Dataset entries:
"""

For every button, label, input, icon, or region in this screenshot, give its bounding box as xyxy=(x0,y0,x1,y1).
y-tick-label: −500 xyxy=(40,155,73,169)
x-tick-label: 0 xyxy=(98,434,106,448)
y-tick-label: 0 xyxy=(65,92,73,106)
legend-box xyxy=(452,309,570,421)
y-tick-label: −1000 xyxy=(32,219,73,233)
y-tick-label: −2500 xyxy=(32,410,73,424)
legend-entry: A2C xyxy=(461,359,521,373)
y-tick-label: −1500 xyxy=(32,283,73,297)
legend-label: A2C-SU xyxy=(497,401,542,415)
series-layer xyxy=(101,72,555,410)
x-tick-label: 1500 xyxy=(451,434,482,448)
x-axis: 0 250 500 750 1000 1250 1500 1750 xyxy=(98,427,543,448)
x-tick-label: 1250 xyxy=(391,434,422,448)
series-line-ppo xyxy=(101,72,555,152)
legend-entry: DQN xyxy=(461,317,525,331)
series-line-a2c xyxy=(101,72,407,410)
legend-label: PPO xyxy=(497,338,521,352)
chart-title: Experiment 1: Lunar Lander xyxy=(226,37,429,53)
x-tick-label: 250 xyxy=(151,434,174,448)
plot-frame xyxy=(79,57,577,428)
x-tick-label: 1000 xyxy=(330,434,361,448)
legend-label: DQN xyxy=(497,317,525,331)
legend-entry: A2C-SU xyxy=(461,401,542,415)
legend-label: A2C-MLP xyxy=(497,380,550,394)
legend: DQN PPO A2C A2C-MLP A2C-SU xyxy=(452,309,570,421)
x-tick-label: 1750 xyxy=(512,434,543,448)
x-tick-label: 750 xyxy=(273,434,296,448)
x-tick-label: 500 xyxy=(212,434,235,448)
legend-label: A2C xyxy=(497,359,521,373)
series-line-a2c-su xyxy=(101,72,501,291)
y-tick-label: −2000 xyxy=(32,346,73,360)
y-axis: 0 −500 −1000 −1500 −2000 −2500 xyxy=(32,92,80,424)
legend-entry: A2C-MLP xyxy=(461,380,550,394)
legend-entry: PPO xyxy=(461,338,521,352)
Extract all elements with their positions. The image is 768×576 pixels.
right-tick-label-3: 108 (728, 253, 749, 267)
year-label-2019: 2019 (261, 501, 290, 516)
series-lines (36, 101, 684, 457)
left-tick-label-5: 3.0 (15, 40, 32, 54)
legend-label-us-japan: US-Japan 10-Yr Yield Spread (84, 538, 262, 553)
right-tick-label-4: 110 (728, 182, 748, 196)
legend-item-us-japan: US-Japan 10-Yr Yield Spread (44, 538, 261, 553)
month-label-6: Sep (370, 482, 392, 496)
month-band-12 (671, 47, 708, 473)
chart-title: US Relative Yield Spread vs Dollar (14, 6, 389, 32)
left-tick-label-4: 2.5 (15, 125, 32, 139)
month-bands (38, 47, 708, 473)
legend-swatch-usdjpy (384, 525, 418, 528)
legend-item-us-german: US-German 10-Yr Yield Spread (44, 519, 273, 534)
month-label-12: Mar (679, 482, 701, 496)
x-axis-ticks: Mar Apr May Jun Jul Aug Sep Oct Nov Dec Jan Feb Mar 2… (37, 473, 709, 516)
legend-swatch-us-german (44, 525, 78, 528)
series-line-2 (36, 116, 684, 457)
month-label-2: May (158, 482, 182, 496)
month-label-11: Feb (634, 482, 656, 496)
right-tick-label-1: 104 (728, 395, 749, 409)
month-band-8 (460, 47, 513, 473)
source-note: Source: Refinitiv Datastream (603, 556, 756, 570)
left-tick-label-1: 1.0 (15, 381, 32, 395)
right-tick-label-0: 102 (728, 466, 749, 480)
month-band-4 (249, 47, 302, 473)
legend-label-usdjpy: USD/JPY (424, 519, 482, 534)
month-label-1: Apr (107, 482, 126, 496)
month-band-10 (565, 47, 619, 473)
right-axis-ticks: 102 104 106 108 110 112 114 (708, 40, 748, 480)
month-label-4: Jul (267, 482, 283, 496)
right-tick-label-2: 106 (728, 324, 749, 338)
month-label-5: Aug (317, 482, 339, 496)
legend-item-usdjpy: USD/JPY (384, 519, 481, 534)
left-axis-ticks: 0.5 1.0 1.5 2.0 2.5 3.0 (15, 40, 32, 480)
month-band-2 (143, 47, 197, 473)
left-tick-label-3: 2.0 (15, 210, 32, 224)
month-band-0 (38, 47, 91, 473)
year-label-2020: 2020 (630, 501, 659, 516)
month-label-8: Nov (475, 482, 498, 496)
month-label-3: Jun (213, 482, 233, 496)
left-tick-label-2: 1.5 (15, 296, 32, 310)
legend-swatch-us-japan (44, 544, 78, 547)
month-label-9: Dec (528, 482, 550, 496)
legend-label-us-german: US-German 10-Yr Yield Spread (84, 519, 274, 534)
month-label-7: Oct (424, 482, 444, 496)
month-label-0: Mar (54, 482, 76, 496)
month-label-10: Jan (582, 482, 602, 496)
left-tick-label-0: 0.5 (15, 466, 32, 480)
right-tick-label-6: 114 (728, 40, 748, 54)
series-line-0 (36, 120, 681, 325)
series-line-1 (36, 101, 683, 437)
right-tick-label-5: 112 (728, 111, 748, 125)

"""

[WRITTEN INSTRUCTION] Duplicate all of the lines above without any changes.

[FINISHED EXERCISE]
For every button, label, input, icon, or region in this screenshot, give its bounding box as xyxy=(x0,y0,x1,y1).
y-tick-label: −500 xyxy=(40,155,73,169)
x-tick-label: 0 xyxy=(98,434,106,448)
y-tick-label: 0 xyxy=(65,92,73,106)
legend-box xyxy=(452,309,570,421)
y-tick-label: −1000 xyxy=(32,219,73,233)
y-tick-label: −2500 xyxy=(32,410,73,424)
legend-entry: A2C xyxy=(461,359,521,373)
y-tick-label: −1500 xyxy=(32,283,73,297)
legend-label: A2C-SU xyxy=(497,401,542,415)
series-layer xyxy=(101,72,555,410)
x-tick-label: 1500 xyxy=(451,434,482,448)
x-axis: 0 250 500 750 1000 1250 1500 1750 xyxy=(98,427,543,448)
x-tick-label: 1250 xyxy=(391,434,422,448)
series-line-ppo xyxy=(101,72,555,152)
legend-entry: DQN xyxy=(461,317,525,331)
series-line-a2c xyxy=(101,72,407,410)
legend-label: PPO xyxy=(497,338,521,352)
chart-title: Experiment 1: Lunar Lander xyxy=(226,37,429,53)
x-tick-label: 250 xyxy=(151,434,174,448)
plot-frame xyxy=(79,57,577,428)
x-tick-label: 1000 xyxy=(330,434,361,448)
legend-label: DQN xyxy=(497,317,525,331)
legend-entry: A2C-SU xyxy=(461,401,542,415)
legend-label: A2C-MLP xyxy=(497,380,550,394)
legend: DQN PPO A2C A2C-MLP A2C-SU xyxy=(452,309,570,421)
x-tick-label: 1750 xyxy=(512,434,543,448)
x-tick-label: 750 xyxy=(273,434,296,448)
x-tick-label: 500 xyxy=(212,434,235,448)
legend-label: A2C xyxy=(497,359,521,373)
series-line-a2c-su xyxy=(101,72,501,291)
y-tick-label: −2000 xyxy=(32,346,73,360)
y-axis: 0 −500 −1000 −1500 −2000 −2500 xyxy=(32,92,80,424)
legend-entry: A2C-MLP xyxy=(461,380,550,394)
legend-entry: PPO xyxy=(461,338,521,352)
Extract all elements with their positions. The image is 768×576 pixels.
right-tick-label-3: 108 (728, 253, 749, 267)
year-label-2019: 2019 (261, 501, 290, 516)
series-lines (36, 101, 684, 457)
left-tick-label-5: 3.0 (15, 40, 32, 54)
legend-label-us-japan: US-Japan 10-Yr Yield Spread (84, 538, 262, 553)
right-tick-label-4: 110 (728, 182, 748, 196)
legend-item-us-japan: US-Japan 10-Yr Yield Spread (44, 538, 261, 553)
month-label-6: Sep (370, 482, 392, 496)
month-band-12 (671, 47, 708, 473)
chart-title: US Relative Yield Spread vs Dollar (14, 6, 389, 32)
left-tick-label-4: 2.5 (15, 125, 32, 139)
month-bands (38, 47, 708, 473)
legend-swatch-usdjpy (384, 525, 418, 528)
legend-item-us-german: US-German 10-Yr Yield Spread (44, 519, 273, 534)
month-label-12: Mar (679, 482, 701, 496)
x-axis-ticks: Mar Apr May Jun Jul Aug Sep Oct Nov Dec Jan Feb Mar 2… (37, 473, 709, 516)
legend-swatch-us-german (44, 525, 78, 528)
series-line-2 (36, 116, 684, 457)
month-label-2: May (158, 482, 182, 496)
month-label-11: Feb (634, 482, 656, 496)
right-tick-label-1: 104 (728, 395, 749, 409)
month-band-8 (460, 47, 513, 473)
source-note: Source: Refinitiv Datastream (603, 556, 756, 570)
left-tick-label-1: 1.0 (15, 381, 32, 395)
right-tick-label-0: 102 (728, 466, 749, 480)
month-band-4 (249, 47, 302, 473)
legend-label-usdjpy: USD/JPY (424, 519, 482, 534)
month-label-1: Apr (107, 482, 126, 496)
month-band-10 (565, 47, 619, 473)
right-axis-ticks: 102 104 106 108 110 112 114 (708, 40, 748, 480)
month-label-4: Jul (267, 482, 283, 496)
right-tick-label-2: 106 (728, 324, 749, 338)
month-label-5: Aug (317, 482, 339, 496)
legend-item-usdjpy: USD/JPY (384, 519, 481, 534)
left-axis-ticks: 0.5 1.0 1.5 2.0 2.5 3.0 (15, 40, 32, 480)
month-band-2 (143, 47, 197, 473)
left-tick-label-3: 2.0 (15, 210, 32, 224)
month-band-0 (38, 47, 91, 473)
year-label-2020: 2020 (630, 501, 659, 516)
month-label-8: Nov (475, 482, 498, 496)
month-label-3: Jun (213, 482, 233, 496)
left-tick-label-2: 1.5 (15, 296, 32, 310)
legend-swatch-us-japan (44, 544, 78, 547)
month-label-9: Dec (528, 482, 550, 496)
legend-label-us-german: US-German 10-Yr Yield Spread (84, 519, 274, 534)
month-label-7: Oct (424, 482, 444, 496)
month-label-0: Mar (54, 482, 76, 496)
month-label-10: Jan (582, 482, 602, 496)
left-tick-label-0: 0.5 (15, 466, 32, 480)
right-tick-label-6: 114 (728, 40, 748, 54)
series-line-0 (36, 120, 681, 325)
series-line-1 (36, 101, 683, 437)
right-tick-label-5: 112 (728, 111, 748, 125)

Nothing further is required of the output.